Goal: Pull out every line with the word "photo" from the entries below.

Provided data:

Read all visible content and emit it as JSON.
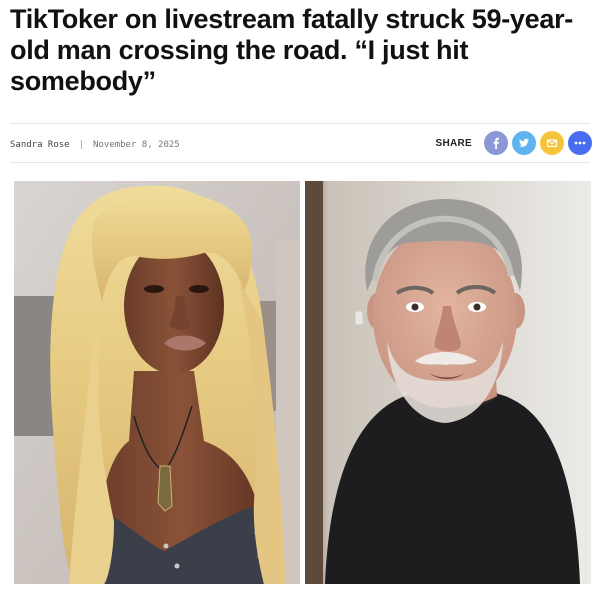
{
  "article": {
    "headline": "TikToker on livestream fatally struck 59-year-old man crossing the road. “I just hit somebody”",
    "author": "Sandra Rose",
    "separator": "|",
    "date": "November 8, 2025"
  },
  "share": {
    "label": "SHARE",
    "buttons": [
      {
        "name": "facebook",
        "icon": "facebook-icon",
        "color": "#8b98d6"
      },
      {
        "name": "twitter",
        "icon": "twitter-icon",
        "color": "#5db4ee"
      },
      {
        "name": "email",
        "icon": "mail-icon",
        "color": "#f5c43a"
      },
      {
        "name": "more",
        "icon": "more-icon",
        "color": "#4a6cf0"
      }
    ]
  },
  "images": {
    "left_alt": "woman-blonde-wig-photo",
    "right_alt": "man-gray-hair-photo"
  }
}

Task solution:
    "left_alt": "woman-blonde-wig-photo",
    "right_alt": "man-gray-hair-photo"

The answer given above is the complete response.